=== RECORD LIST ===
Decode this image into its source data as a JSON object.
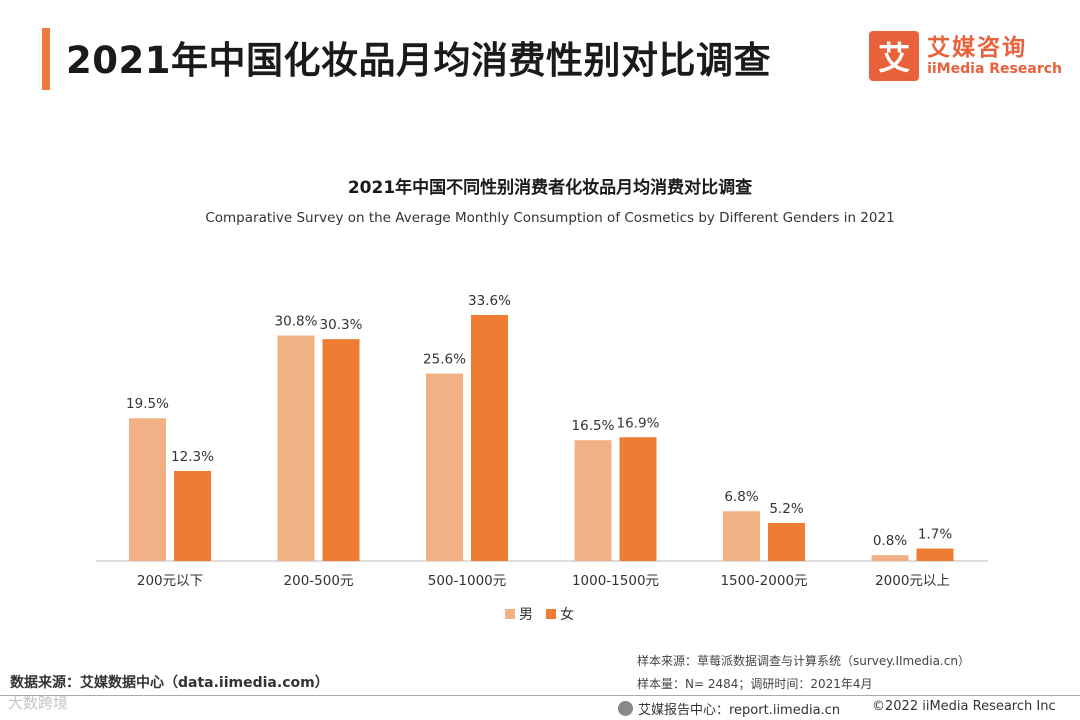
{
  "page": {
    "title": "2021年中国化妆品月均消费性别对比调查"
  },
  "logo": {
    "mark": "艾",
    "cn": "艾媒咨询",
    "en": "iiMedia Research"
  },
  "colors": {
    "accent": "#ee7b3b",
    "male": "#f2b184",
    "female": "#ee7d33",
    "logo": "#e8613a"
  },
  "chart_data": {
    "type": "bar",
    "title": "2021年中国不同性别消费者化妆品月均消费对比调查",
    "subtitle": "Comparative Survey on the Average Monthly Consumption of Cosmetics by Different Genders in 2021",
    "categories": [
      "200元以下",
      "200-500元",
      "500-1000元",
      "1000-1500元",
      "1500-2000元",
      "2000元以上"
    ],
    "series": [
      {
        "name": "男",
        "values": [
          19.5,
          30.8,
          25.6,
          16.5,
          6.8,
          0.8
        ],
        "color": "#f2b184"
      },
      {
        "name": "女",
        "values": [
          12.3,
          30.3,
          33.6,
          16.9,
          5.2,
          1.7
        ],
        "color": "#ee7d33"
      }
    ],
    "value_suffix": "%",
    "ylim": [
      0,
      33.6
    ],
    "grid": false,
    "legend": "bottom-center",
    "xlabel": "",
    "ylabel": ""
  },
  "footer": {
    "source_left": "数据来源：艾媒数据中心（data.iimedia.com）",
    "source_right_1": "样本来源：草莓派数据调查与计算系统（survey.IImedia.cn）",
    "source_right_2": "样本量：N= 2484；调研时间：2021年4月",
    "report": "艾媒报告中心：report.iimedia.cn",
    "copyright": "©2022  iiMedia Research  Inc",
    "watermark": "大数跨境"
  }
}
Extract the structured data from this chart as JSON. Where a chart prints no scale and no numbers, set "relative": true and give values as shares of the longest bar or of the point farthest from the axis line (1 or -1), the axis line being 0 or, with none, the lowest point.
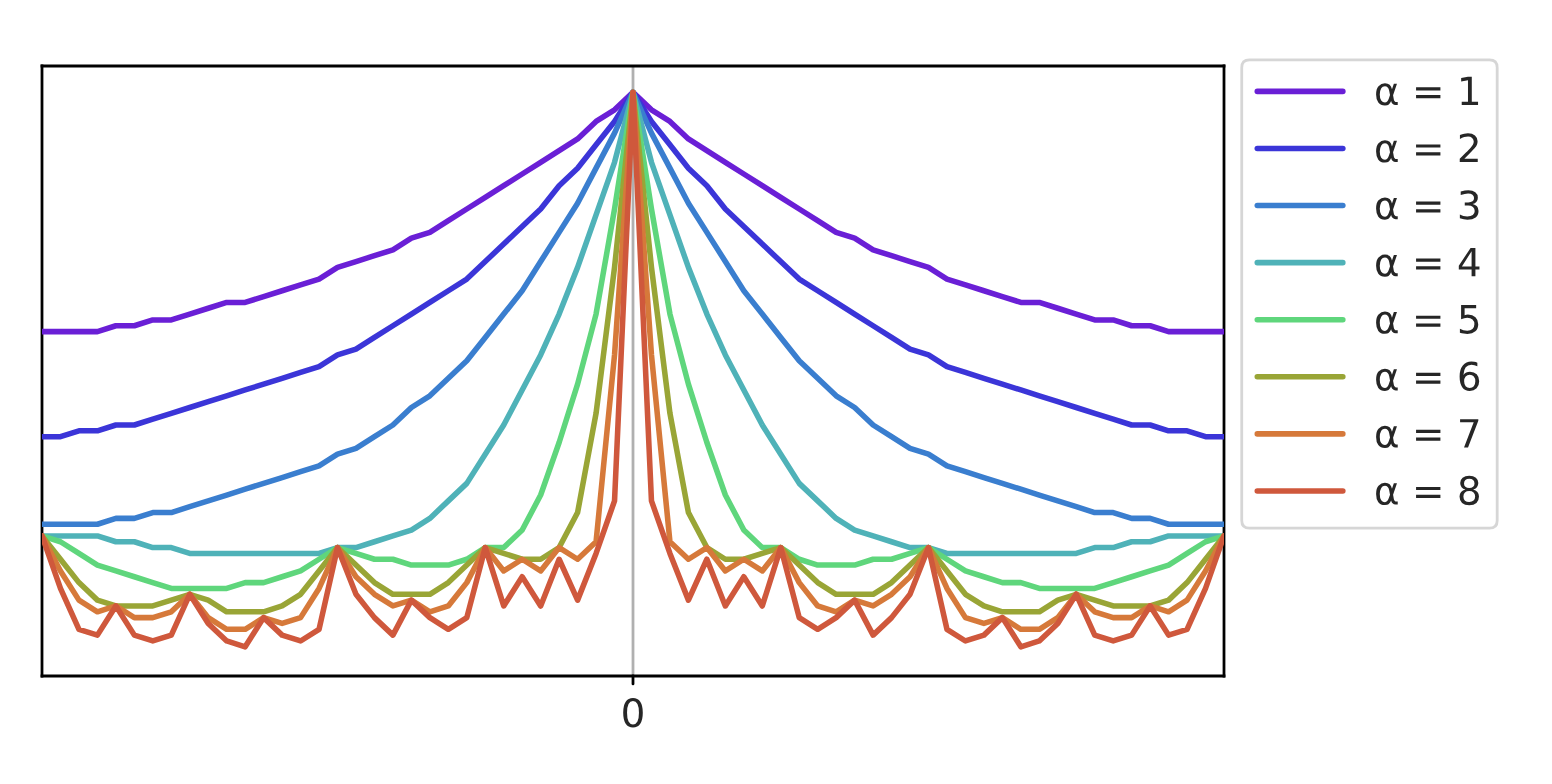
{
  "chart_data": {
    "type": "line",
    "relative": true,
    "legend": "right",
    "line_style": "solid",
    "categories": [
      null,
      null,
      null,
      null,
      null,
      null,
      null,
      null,
      null,
      null,
      null,
      null,
      null,
      null,
      null,
      null,
      null,
      null,
      null,
      null,
      null,
      null,
      null,
      null,
      null,
      null,
      null,
      null,
      null,
      null,
      null,
      null,
      null,
      null,
      null,
      null,
      null,
      null,
      null,
      null,
      null,
      null,
      null,
      null,
      null,
      null,
      null,
      null,
      null,
      null,
      null,
      null,
      null,
      null,
      null,
      null,
      null,
      null,
      null,
      null,
      null,
      null,
      null,
      null,
      null
    ],
    "annotations": [
      "0"
    ],
    "series": [
      {
        "name": "α = 1",
        "color": "#6a1fd6",
        "values": [
          0.59,
          0.59,
          0.59,
          0.59,
          0.6,
          0.6,
          0.61,
          0.61,
          0.62,
          0.63,
          0.64,
          0.64,
          0.65,
          0.66,
          0.67,
          0.68,
          0.7,
          0.71,
          0.72,
          0.73,
          0.75,
          0.76,
          0.78,
          0.8,
          0.82,
          0.84,
          0.86,
          0.88,
          0.9,
          0.92,
          0.95,
          0.97,
          1.0,
          0.97,
          0.95,
          0.92,
          0.9,
          0.88,
          0.86,
          0.84,
          0.82,
          0.8,
          0.78,
          0.76,
          0.75,
          0.73,
          0.72,
          0.71,
          0.7,
          0.68,
          0.67,
          0.66,
          0.65,
          0.64,
          0.64,
          0.63,
          0.62,
          0.61,
          0.61,
          0.6,
          0.6,
          0.59,
          0.59,
          0.59,
          0.59
        ]
      },
      {
        "name": "α = 2",
        "color": "#3b35d8",
        "values": [
          0.41,
          0.41,
          0.42,
          0.42,
          0.43,
          0.43,
          0.44,
          0.45,
          0.46,
          0.47,
          0.48,
          0.49,
          0.5,
          0.51,
          0.52,
          0.53,
          0.55,
          0.56,
          0.58,
          0.6,
          0.62,
          0.64,
          0.66,
          0.68,
          0.71,
          0.74,
          0.77,
          0.8,
          0.84,
          0.87,
          0.91,
          0.95,
          1.0,
          0.95,
          0.91,
          0.87,
          0.84,
          0.8,
          0.77,
          0.74,
          0.71,
          0.68,
          0.66,
          0.64,
          0.62,
          0.6,
          0.58,
          0.56,
          0.55,
          0.53,
          0.52,
          0.51,
          0.5,
          0.49,
          0.48,
          0.47,
          0.46,
          0.45,
          0.44,
          0.43,
          0.43,
          0.42,
          0.42,
          0.41,
          0.41
        ]
      },
      {
        "name": "α = 3",
        "color": "#3a7ecf",
        "values": [
          0.26,
          0.26,
          0.26,
          0.26,
          0.27,
          0.27,
          0.28,
          0.28,
          0.29,
          0.3,
          0.31,
          0.32,
          0.33,
          0.34,
          0.35,
          0.36,
          0.38,
          0.39,
          0.41,
          0.43,
          0.46,
          0.48,
          0.51,
          0.54,
          0.58,
          0.62,
          0.66,
          0.71,
          0.76,
          0.81,
          0.87,
          0.93,
          1.0,
          0.93,
          0.87,
          0.81,
          0.76,
          0.71,
          0.66,
          0.62,
          0.58,
          0.54,
          0.51,
          0.48,
          0.46,
          0.43,
          0.41,
          0.39,
          0.38,
          0.36,
          0.35,
          0.34,
          0.33,
          0.32,
          0.31,
          0.3,
          0.29,
          0.28,
          0.28,
          0.27,
          0.27,
          0.26,
          0.26,
          0.26,
          0.26
        ]
      },
      {
        "name": "α = 4",
        "color": "#4fb2b8",
        "values": [
          0.24,
          0.24,
          0.24,
          0.24,
          0.23,
          0.23,
          0.22,
          0.22,
          0.21,
          0.21,
          0.21,
          0.21,
          0.21,
          0.21,
          0.21,
          0.21,
          0.22,
          0.22,
          0.23,
          0.24,
          0.25,
          0.27,
          0.3,
          0.33,
          0.38,
          0.43,
          0.49,
          0.55,
          0.62,
          0.7,
          0.79,
          0.88,
          1.0,
          0.88,
          0.79,
          0.7,
          0.62,
          0.55,
          0.49,
          0.43,
          0.38,
          0.33,
          0.3,
          0.27,
          0.25,
          0.24,
          0.23,
          0.22,
          0.22,
          0.21,
          0.21,
          0.21,
          0.21,
          0.21,
          0.21,
          0.21,
          0.21,
          0.22,
          0.22,
          0.23,
          0.23,
          0.24,
          0.24,
          0.24,
          0.24
        ]
      },
      {
        "name": "α = 5",
        "color": "#5fd67c",
        "values": [
          0.24,
          0.23,
          0.21,
          0.19,
          0.18,
          0.17,
          0.16,
          0.15,
          0.15,
          0.15,
          0.15,
          0.16,
          0.16,
          0.17,
          0.18,
          0.2,
          0.22,
          0.21,
          0.2,
          0.2,
          0.19,
          0.19,
          0.19,
          0.2,
          0.22,
          0.22,
          0.25,
          0.31,
          0.4,
          0.5,
          0.62,
          0.8,
          1.0,
          0.8,
          0.62,
          0.5,
          0.4,
          0.31,
          0.25,
          0.22,
          0.22,
          0.2,
          0.19,
          0.19,
          0.19,
          0.2,
          0.2,
          0.21,
          0.22,
          0.2,
          0.18,
          0.17,
          0.16,
          0.16,
          0.15,
          0.15,
          0.15,
          0.15,
          0.16,
          0.17,
          0.18,
          0.19,
          0.21,
          0.23,
          0.24
        ]
      },
      {
        "name": "α = 6",
        "color": "#99a536",
        "values": [
          0.24,
          0.2,
          0.16,
          0.13,
          0.12,
          0.12,
          0.12,
          0.13,
          0.14,
          0.13,
          0.11,
          0.11,
          0.11,
          0.12,
          0.14,
          0.18,
          0.22,
          0.19,
          0.16,
          0.14,
          0.14,
          0.14,
          0.16,
          0.19,
          0.22,
          0.21,
          0.2,
          0.2,
          0.22,
          0.28,
          0.45,
          0.7,
          1.0,
          0.7,
          0.45,
          0.28,
          0.22,
          0.2,
          0.2,
          0.21,
          0.22,
          0.19,
          0.16,
          0.14,
          0.14,
          0.14,
          0.16,
          0.19,
          0.22,
          0.18,
          0.14,
          0.12,
          0.11,
          0.11,
          0.11,
          0.13,
          0.14,
          0.13,
          0.12,
          0.12,
          0.12,
          0.13,
          0.16,
          0.2,
          0.24
        ]
      },
      {
        "name": "α = 7",
        "color": "#d6793a",
        "values": [
          0.24,
          0.18,
          0.13,
          0.11,
          0.12,
          0.1,
          0.1,
          0.11,
          0.14,
          0.1,
          0.08,
          0.08,
          0.1,
          0.09,
          0.1,
          0.15,
          0.22,
          0.17,
          0.14,
          0.12,
          0.13,
          0.11,
          0.12,
          0.16,
          0.22,
          0.18,
          0.2,
          0.18,
          0.22,
          0.2,
          0.23,
          0.55,
          1.0,
          0.55,
          0.23,
          0.2,
          0.22,
          0.18,
          0.2,
          0.18,
          0.22,
          0.16,
          0.12,
          0.11,
          0.13,
          0.12,
          0.14,
          0.17,
          0.22,
          0.15,
          0.1,
          0.09,
          0.1,
          0.08,
          0.08,
          0.1,
          0.14,
          0.11,
          0.1,
          0.1,
          0.12,
          0.11,
          0.13,
          0.18,
          0.24
        ]
      },
      {
        "name": "α = 8",
        "color": "#cf583c",
        "values": [
          0.24,
          0.15,
          0.08,
          0.07,
          0.12,
          0.07,
          0.06,
          0.07,
          0.14,
          0.09,
          0.06,
          0.05,
          0.1,
          0.07,
          0.06,
          0.08,
          0.22,
          0.14,
          0.1,
          0.07,
          0.13,
          0.1,
          0.08,
          0.1,
          0.22,
          0.12,
          0.17,
          0.12,
          0.2,
          0.13,
          0.21,
          0.3,
          1.0,
          0.3,
          0.21,
          0.13,
          0.2,
          0.12,
          0.17,
          0.12,
          0.22,
          0.1,
          0.08,
          0.1,
          0.13,
          0.07,
          0.1,
          0.14,
          0.22,
          0.08,
          0.06,
          0.07,
          0.1,
          0.05,
          0.06,
          0.09,
          0.14,
          0.07,
          0.06,
          0.07,
          0.12,
          0.07,
          0.08,
          0.15,
          0.24
        ]
      }
    ]
  }
}
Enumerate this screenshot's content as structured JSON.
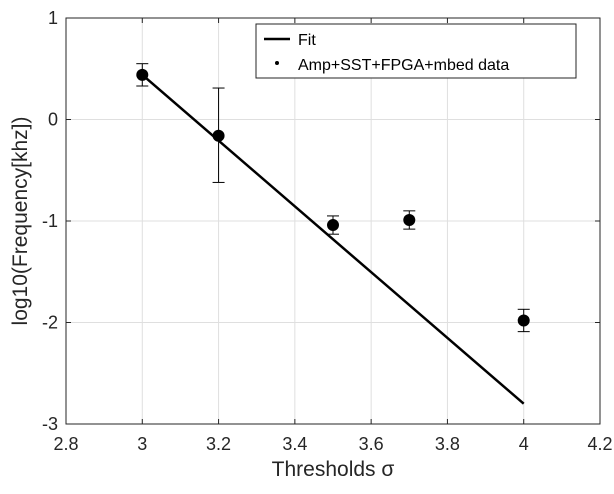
{
  "chart_data": {
    "type": "scatter",
    "xlabel": "Thresholds σ",
    "ylabel": "log10(Frequency[khz])",
    "xlim": [
      2.8,
      4.2
    ],
    "ylim": [
      -3,
      1
    ],
    "xticks": [
      2.8,
      3,
      3.2,
      3.4,
      3.6,
      3.8,
      4,
      4.2
    ],
    "xtick_labels": [
      "2.8",
      "3",
      "3.2",
      "3.4",
      "3.6",
      "3.8",
      "4",
      "4.2"
    ],
    "yticks": [
      -3,
      -2,
      -1,
      0,
      1
    ],
    "ytick_labels": [
      "-3",
      "-2",
      "-1",
      "0",
      "1"
    ],
    "grid": true,
    "legend_placement": "top-right",
    "series": [
      {
        "name": "Fit",
        "kind": "line",
        "color": "#000000",
        "x": [
          3,
          4
        ],
        "y": [
          0.44,
          -2.8
        ]
      },
      {
        "name": "Amp+SST+FPGA+mbed data",
        "kind": "errorbar",
        "color": "#000000",
        "x": [
          3,
          3.2,
          3.5,
          3.7,
          4
        ],
        "y": [
          0.44,
          -0.16,
          -1.04,
          -0.99,
          -1.98
        ],
        "err_low": [
          0.11,
          0.46,
          0.09,
          0.09,
          0.11
        ],
        "err_high": [
          0.11,
          0.47,
          0.09,
          0.09,
          0.11
        ]
      }
    ]
  }
}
===
WORK TO DO:
State how many lines of the entries above include the word "relative", offering no text other than the number.

RESPONSE:
2